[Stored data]
»»

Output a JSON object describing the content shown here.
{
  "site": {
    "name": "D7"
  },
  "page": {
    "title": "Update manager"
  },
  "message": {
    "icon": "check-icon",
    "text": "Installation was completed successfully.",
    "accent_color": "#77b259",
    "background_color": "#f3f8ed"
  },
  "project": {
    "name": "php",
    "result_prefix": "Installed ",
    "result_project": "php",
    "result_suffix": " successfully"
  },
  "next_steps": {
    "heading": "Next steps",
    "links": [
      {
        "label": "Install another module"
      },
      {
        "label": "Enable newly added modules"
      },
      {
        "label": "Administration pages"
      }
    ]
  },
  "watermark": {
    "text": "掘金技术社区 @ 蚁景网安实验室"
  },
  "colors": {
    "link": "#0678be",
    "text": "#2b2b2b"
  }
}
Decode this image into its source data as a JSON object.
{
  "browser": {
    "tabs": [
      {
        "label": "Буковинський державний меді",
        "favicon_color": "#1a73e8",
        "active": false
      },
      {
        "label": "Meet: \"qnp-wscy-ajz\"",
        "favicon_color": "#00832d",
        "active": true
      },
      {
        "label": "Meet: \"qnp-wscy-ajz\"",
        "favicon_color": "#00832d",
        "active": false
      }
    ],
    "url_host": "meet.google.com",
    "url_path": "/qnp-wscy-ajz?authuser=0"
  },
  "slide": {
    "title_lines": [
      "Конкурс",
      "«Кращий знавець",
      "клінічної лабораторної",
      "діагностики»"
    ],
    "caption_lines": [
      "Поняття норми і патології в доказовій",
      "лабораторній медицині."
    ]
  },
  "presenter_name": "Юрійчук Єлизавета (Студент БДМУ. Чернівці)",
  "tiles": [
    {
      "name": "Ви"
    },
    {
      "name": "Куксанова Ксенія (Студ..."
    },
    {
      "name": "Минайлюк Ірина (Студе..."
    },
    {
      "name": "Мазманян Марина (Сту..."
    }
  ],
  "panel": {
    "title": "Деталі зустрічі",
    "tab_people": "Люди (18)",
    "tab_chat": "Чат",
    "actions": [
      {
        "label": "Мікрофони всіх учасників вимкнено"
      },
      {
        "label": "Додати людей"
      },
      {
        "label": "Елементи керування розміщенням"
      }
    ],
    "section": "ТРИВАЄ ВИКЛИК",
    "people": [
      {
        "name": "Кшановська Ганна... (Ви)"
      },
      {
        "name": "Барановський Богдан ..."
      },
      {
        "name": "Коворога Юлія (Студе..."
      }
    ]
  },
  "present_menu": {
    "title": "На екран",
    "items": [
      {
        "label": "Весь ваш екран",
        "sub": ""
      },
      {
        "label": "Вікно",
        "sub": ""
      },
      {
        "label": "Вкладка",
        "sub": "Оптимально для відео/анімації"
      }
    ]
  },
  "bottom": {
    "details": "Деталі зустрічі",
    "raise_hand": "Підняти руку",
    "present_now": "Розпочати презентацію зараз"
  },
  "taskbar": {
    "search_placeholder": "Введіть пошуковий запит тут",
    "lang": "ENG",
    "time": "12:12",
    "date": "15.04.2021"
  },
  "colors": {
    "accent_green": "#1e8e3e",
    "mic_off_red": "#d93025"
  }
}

««

* **To do**: From the records above, pull out each line that has "зустрічі".

* **The output**:
    "title": "Деталі зустрічі",
    "details": "Деталі зустрічі",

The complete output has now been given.